◆ Task: Return the full material exactly.

◆ Input for this task:
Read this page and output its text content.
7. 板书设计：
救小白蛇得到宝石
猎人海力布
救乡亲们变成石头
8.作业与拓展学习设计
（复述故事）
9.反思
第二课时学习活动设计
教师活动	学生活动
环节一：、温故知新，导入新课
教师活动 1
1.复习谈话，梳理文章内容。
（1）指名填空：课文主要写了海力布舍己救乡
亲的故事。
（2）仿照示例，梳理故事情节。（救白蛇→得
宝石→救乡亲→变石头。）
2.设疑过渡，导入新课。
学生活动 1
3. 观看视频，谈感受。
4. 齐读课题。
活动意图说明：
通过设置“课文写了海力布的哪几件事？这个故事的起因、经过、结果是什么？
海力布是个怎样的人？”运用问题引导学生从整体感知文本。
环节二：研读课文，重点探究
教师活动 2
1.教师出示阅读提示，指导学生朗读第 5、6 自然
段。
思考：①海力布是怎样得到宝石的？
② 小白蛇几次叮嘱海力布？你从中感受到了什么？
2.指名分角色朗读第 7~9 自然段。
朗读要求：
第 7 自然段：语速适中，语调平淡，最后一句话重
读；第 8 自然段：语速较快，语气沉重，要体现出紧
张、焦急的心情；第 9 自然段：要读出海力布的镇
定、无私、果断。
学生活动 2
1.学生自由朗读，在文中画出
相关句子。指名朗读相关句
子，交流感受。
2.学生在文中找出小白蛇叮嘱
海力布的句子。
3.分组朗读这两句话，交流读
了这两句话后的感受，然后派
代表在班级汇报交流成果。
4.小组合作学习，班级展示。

◆ Result:
Read this page and output its text content.
7. 板书设计：
救小白蛇得到宝石
猎人海力布
救乡亲们变成石头
8.作业与拓展学习设计
（复述故事）
9.反思
第二课时学习活动设计
教师活动	学生活动
环节一：、温故知新，导入新课
教师活动 1
1.复习谈话，梳理文章内容。
（1）指名填空：课文主要写了海力布舍己救乡
亲的故事。
（2）仿照示例，梳理故事情节。（救白蛇→得
宝石→救乡亲→变石头。）
2.设疑过渡，导入新课。
学生活动 1
3. 观看视频，谈感受。
4. 齐读课题。
活动意图说明：
通过设置“课文写了海力布的哪几件事？这个故事的起因、经过、结果是什么？
海力布是个怎样的人？”运用问题引导学生从整体感知文本。
环节二：研读课文，重点探究
教师活动 2
1.教师出示阅读提示，指导学生朗读第 5、6 自然
段。
思考：①海力布是怎样得到宝石的？
② 小白蛇几次叮嘱海力布？你从中感受到了什么？
2.指名分角色朗读第 7~9 自然段。
朗读要求：
第 7 自然段：语速适中，语调平淡，最后一句话重
读；第 8 自然段：语速较快，语气沉重，要体现出紧
张、焦急的心情；第 9 自然段：要读出海力布的镇
定、无私、果断。
学生活动 2
1.学生自由朗读，在文中画出
相关句子。指名朗读相关句
子，交流感受。
2.学生在文中找出小白蛇叮嘱
海力布的句子。
3.分组朗读这两句话，交流读
了这两句话后的感受，然后派
代表在班级汇报交流成果。
4.小组合作学习，班级展示。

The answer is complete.